#### Exercise brief
Find each line holding "theo" and copy it out.

Data excerpts:
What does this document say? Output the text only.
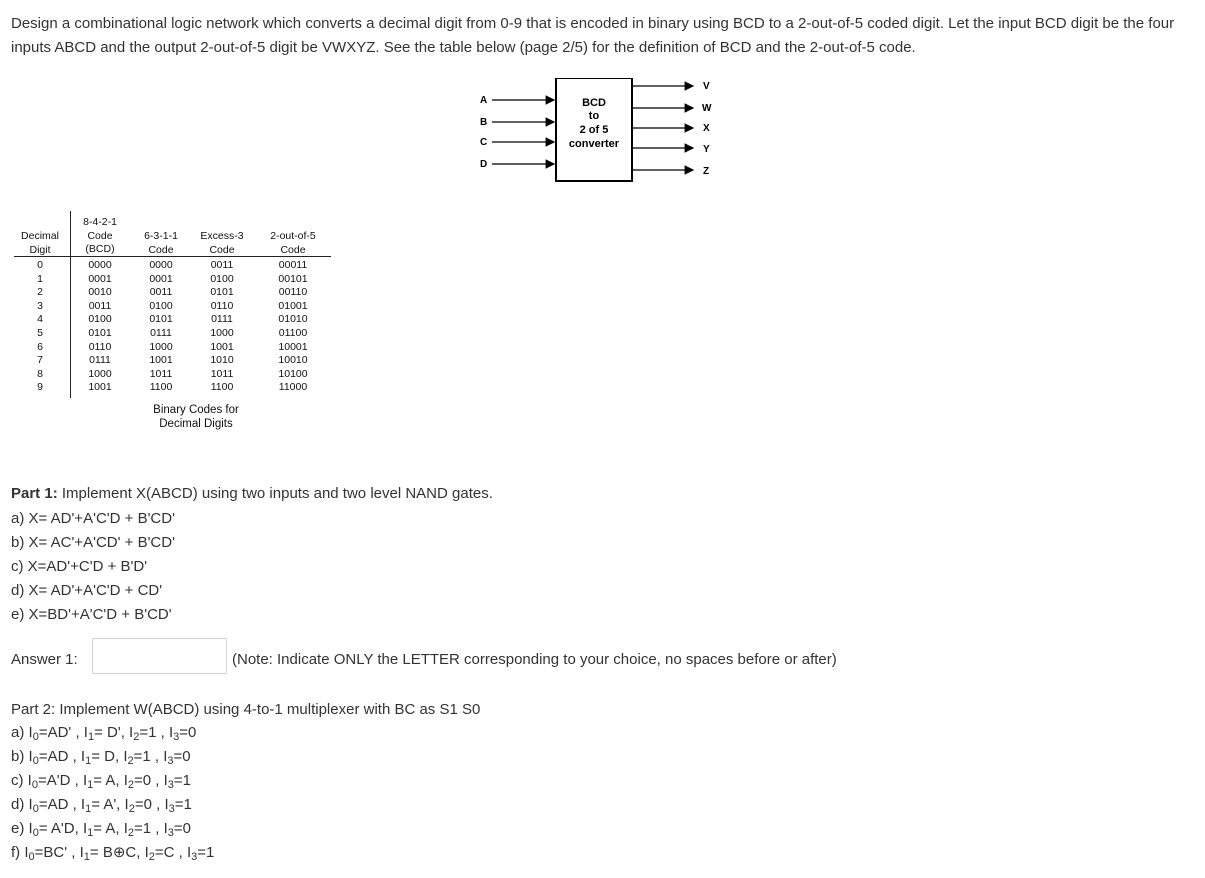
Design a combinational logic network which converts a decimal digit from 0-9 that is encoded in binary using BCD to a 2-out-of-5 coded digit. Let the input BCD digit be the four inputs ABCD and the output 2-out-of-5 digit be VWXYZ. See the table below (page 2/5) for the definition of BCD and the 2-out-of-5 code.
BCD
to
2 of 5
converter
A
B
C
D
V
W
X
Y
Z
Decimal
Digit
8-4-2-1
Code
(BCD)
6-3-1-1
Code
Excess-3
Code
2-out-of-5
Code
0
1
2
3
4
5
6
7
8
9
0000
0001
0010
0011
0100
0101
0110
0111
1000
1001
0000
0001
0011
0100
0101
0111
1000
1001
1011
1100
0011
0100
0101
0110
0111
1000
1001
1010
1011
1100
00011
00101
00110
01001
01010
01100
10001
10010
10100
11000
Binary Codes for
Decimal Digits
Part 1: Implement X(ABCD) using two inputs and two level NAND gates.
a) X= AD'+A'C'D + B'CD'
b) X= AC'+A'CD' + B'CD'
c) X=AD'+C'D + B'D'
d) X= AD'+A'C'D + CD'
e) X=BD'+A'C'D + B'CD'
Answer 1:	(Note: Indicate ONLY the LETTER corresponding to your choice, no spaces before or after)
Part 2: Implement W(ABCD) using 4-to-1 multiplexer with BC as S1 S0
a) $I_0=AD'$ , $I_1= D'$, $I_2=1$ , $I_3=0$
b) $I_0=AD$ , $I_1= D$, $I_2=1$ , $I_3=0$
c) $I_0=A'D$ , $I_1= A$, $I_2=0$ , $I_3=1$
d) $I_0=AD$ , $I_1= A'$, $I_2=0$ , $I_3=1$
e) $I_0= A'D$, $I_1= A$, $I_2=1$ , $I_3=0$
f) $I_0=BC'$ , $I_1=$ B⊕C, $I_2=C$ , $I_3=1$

* * *

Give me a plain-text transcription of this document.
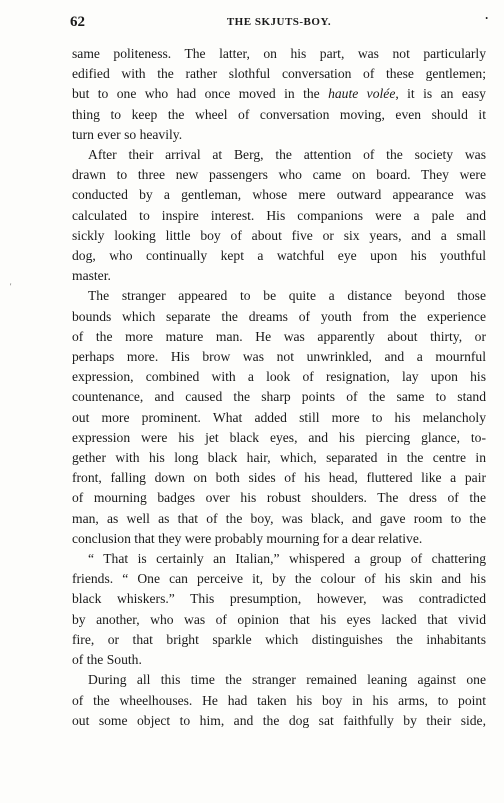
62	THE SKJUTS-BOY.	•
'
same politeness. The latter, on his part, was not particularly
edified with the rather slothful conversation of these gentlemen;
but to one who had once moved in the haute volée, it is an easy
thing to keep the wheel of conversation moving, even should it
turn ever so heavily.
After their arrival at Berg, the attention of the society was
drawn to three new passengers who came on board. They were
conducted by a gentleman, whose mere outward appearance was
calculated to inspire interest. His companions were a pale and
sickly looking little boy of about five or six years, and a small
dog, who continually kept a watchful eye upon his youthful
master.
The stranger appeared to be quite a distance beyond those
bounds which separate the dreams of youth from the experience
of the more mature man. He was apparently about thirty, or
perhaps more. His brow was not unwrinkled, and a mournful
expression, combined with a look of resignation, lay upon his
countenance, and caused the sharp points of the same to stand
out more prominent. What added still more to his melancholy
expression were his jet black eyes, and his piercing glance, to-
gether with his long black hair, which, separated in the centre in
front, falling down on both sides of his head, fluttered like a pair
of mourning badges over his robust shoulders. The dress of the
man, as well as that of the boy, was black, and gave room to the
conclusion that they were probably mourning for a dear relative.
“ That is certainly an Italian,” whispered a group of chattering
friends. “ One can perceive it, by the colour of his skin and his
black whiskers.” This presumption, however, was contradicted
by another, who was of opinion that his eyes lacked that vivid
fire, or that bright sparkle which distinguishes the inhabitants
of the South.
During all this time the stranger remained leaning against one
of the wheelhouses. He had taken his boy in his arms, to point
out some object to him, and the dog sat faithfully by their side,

==

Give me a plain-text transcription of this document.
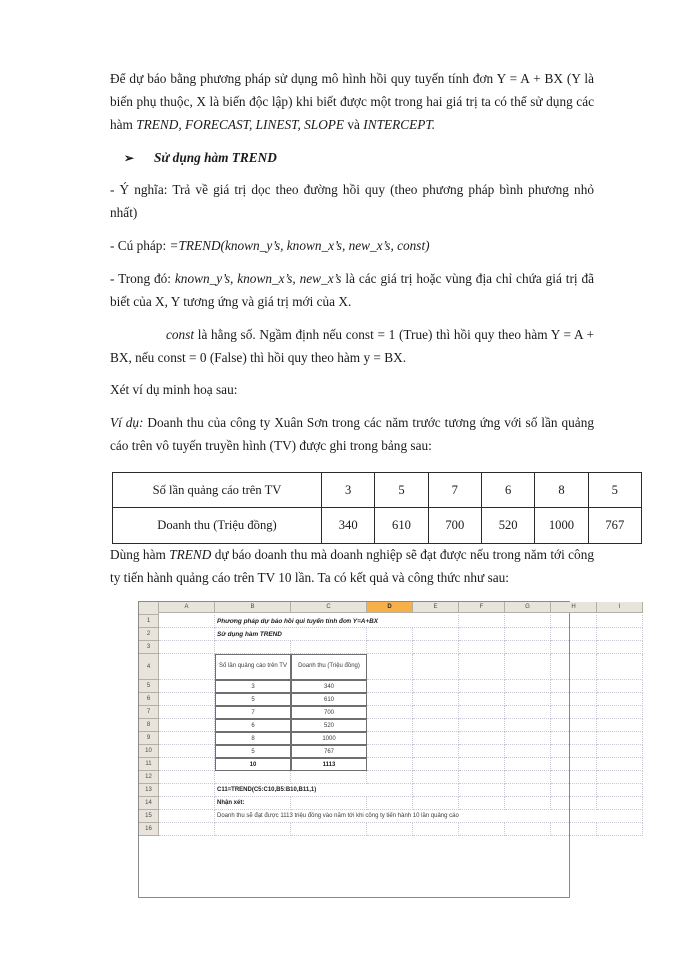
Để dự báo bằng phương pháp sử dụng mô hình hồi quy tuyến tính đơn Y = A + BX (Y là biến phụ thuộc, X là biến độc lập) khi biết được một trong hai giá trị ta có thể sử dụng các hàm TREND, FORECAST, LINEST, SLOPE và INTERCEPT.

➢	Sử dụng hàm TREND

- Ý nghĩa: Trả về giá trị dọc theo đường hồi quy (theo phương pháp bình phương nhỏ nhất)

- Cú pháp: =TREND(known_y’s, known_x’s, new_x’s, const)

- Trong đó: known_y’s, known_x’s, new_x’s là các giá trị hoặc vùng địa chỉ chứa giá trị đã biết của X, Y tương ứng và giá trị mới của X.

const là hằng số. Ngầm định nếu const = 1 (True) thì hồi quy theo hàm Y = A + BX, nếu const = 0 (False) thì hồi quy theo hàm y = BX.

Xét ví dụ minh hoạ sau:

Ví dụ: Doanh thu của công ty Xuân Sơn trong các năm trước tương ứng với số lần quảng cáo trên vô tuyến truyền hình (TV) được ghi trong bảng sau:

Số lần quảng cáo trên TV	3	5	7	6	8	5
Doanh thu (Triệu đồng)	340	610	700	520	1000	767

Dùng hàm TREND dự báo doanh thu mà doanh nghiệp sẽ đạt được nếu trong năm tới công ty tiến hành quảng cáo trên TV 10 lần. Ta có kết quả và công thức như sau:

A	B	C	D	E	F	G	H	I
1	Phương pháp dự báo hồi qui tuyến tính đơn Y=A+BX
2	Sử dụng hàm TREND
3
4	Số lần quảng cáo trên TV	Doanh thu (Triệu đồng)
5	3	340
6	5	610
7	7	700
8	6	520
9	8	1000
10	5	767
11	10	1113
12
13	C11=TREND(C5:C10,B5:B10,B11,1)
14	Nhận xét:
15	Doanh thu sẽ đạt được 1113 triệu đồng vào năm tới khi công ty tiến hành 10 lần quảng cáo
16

#### Answer for this exercise
- Ý nghĩa: Trả về giá trị dọc theo đường hồi quy (theo phương pháp bình phương nhỏ nhất)
const là hằng số. Ngầm định nếu const = 1 (True) thì hồi quy theo hàm Y = A + BX, nếu const = 0 (False) thì hồi quy theo hàm y = BX.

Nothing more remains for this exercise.